__What is needed__
Write out the line with "Give me the" and every later line through the end of the data below, exactly as given, with no pictures in the copy.

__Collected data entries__
++++++
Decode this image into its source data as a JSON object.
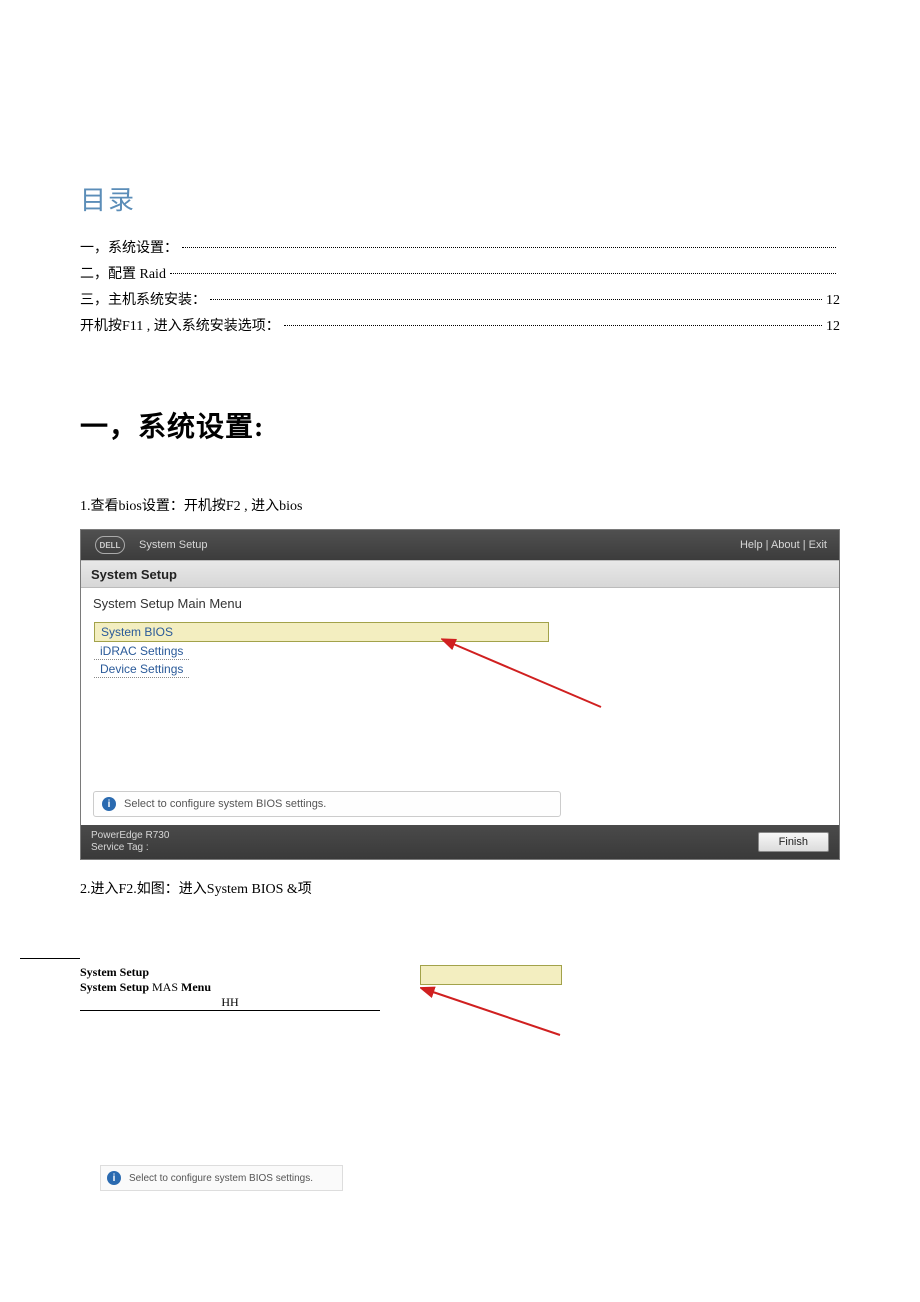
{
  "toc": {
    "title": "目录",
    "items": [
      {
        "label": "一，系统设置：",
        "page": ""
      },
      {
        "label": "二，配置  Raid",
        "page": ""
      },
      {
        "label": "三，主机系统安装：",
        "page": "12"
      },
      {
        "label": "开机按F11 , 进入系统安装选项：",
        "page": "12"
      }
    ]
  },
  "section1": {
    "heading": "一，系统设置:",
    "step1": "1.查看bios设置：开机按F2 , 进入bios",
    "step2": "2.进入F2.如图：进入System BIOS &项"
  },
  "bios": {
    "top_title": "System Setup",
    "top_links": "Help | About | Exit",
    "panel_title": "System Setup",
    "menu_label": "System Setup Main Menu",
    "items": {
      "bios": "System BIOS",
      "idrac": "iDRAC Settings",
      "device": "Device Settings"
    },
    "hint": "Select to configure system BIOS settings.",
    "model_line1": "PowerEdge R730",
    "model_line2": "Service Tag :",
    "finish": "Finish"
  },
  "small": {
    "line1": "System Setup",
    "line2a": "System Setup ",
    "line2b": "MAS",
    "line2c": " Menu",
    "line3": "HH",
    "hint": "Select to configure system BIOS settings."
  }
}
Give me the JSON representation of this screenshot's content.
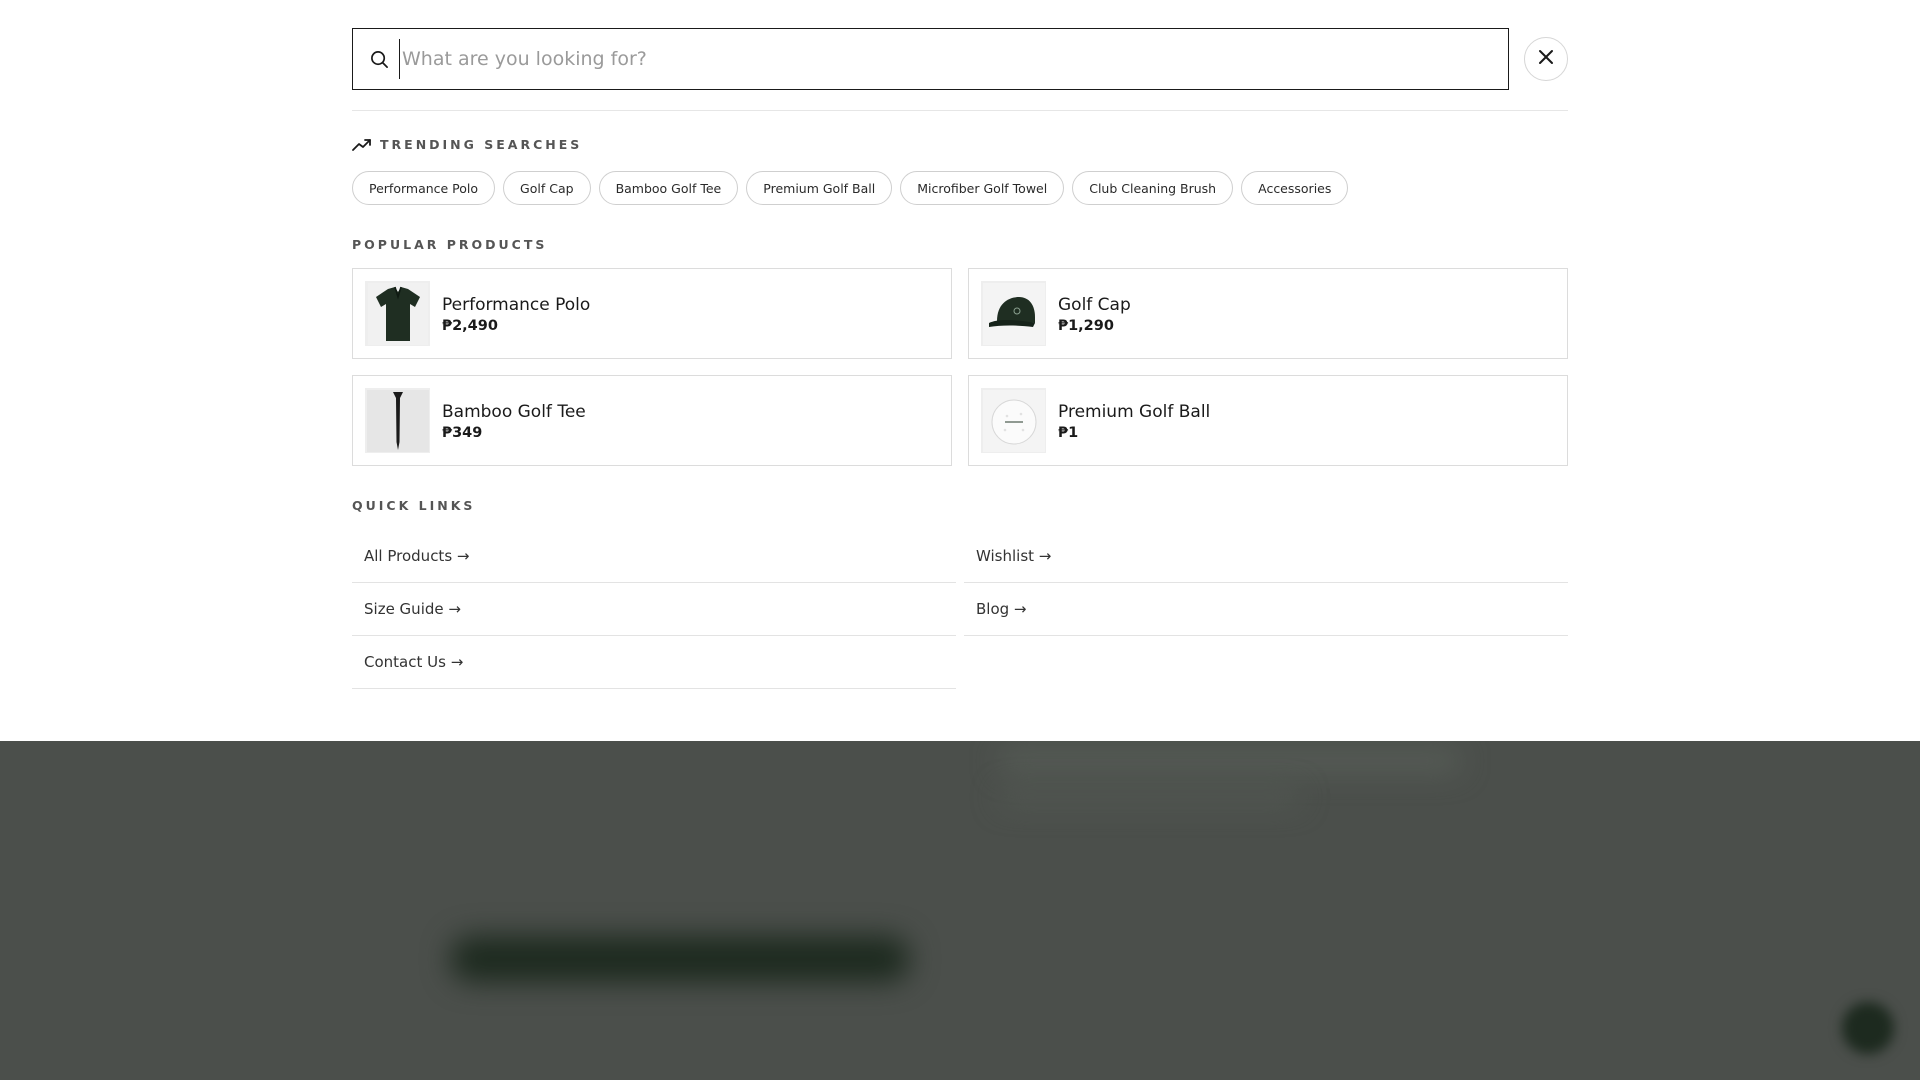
{
  "search": {
    "placeholder": "What are you looking for?",
    "value": ""
  },
  "trending": {
    "title": "TRENDING SEARCHES",
    "items": [
      "Performance Polo",
      "Golf Cap",
      "Bamboo Golf Tee",
      "Premium Golf Ball",
      "Microfiber Golf Towel",
      "Club Cleaning Brush",
      "Accessories"
    ]
  },
  "popular": {
    "title": "POPULAR PRODUCTS",
    "products": [
      {
        "name": "Performance Polo",
        "price": "₱2,490",
        "thumb_icon": "polo-shirt-icon"
      },
      {
        "name": "Golf Cap",
        "price": "₱1,290",
        "thumb_icon": "cap-icon"
      },
      {
        "name": "Bamboo Golf Tee",
        "price": "₱349",
        "thumb_icon": "golf-tee-icon"
      },
      {
        "name": "Premium Golf Ball",
        "price": "₱1",
        "thumb_icon": "golf-ball-icon"
      }
    ]
  },
  "quick_links": {
    "title": "QUICK LINKS",
    "items": [
      "All Products →",
      "Wishlist →",
      "Size Guide →",
      "Blog →",
      "Contact Us →"
    ]
  },
  "colors": {
    "brand_green": "#1d2a1f",
    "overlay_backdrop": "#4b4f4b"
  }
}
++++++
__Full solution__
Give me the JSON representation of this screenshot's content.
{
  "search": {
    "placeholder": "What are you looking for?",
    "value": ""
  },
  "trending": {
    "title": "TRENDING SEARCHES",
    "items": [
      "Performance Polo",
      "Golf Cap",
      "Bamboo Golf Tee",
      "Premium Golf Ball",
      "Microfiber Golf Towel",
      "Club Cleaning Brush",
      "Accessories"
    ]
  },
  "popular": {
    "title": "POPULAR PRODUCTS",
    "products": [
      {
        "name": "Performance Polo",
        "price": "₱2,490",
        "thumb_icon": "polo-shirt-icon"
      },
      {
        "name": "Golf Cap",
        "price": "₱1,290",
        "thumb_icon": "cap-icon"
      },
      {
        "name": "Bamboo Golf Tee",
        "price": "₱349",
        "thumb_icon": "golf-tee-icon"
      },
      {
        "name": "Premium Golf Ball",
        "price": "₱1",
        "thumb_icon": "golf-ball-icon"
      }
    ]
  },
  "quick_links": {
    "title": "QUICK LINKS",
    "items": [
      "All Products →",
      "Wishlist →",
      "Size Guide →",
      "Blog →",
      "Contact Us →"
    ]
  },
  "colors": {
    "brand_green": "#1d2a1f",
    "overlay_backdrop": "#4b4f4b"
  }
}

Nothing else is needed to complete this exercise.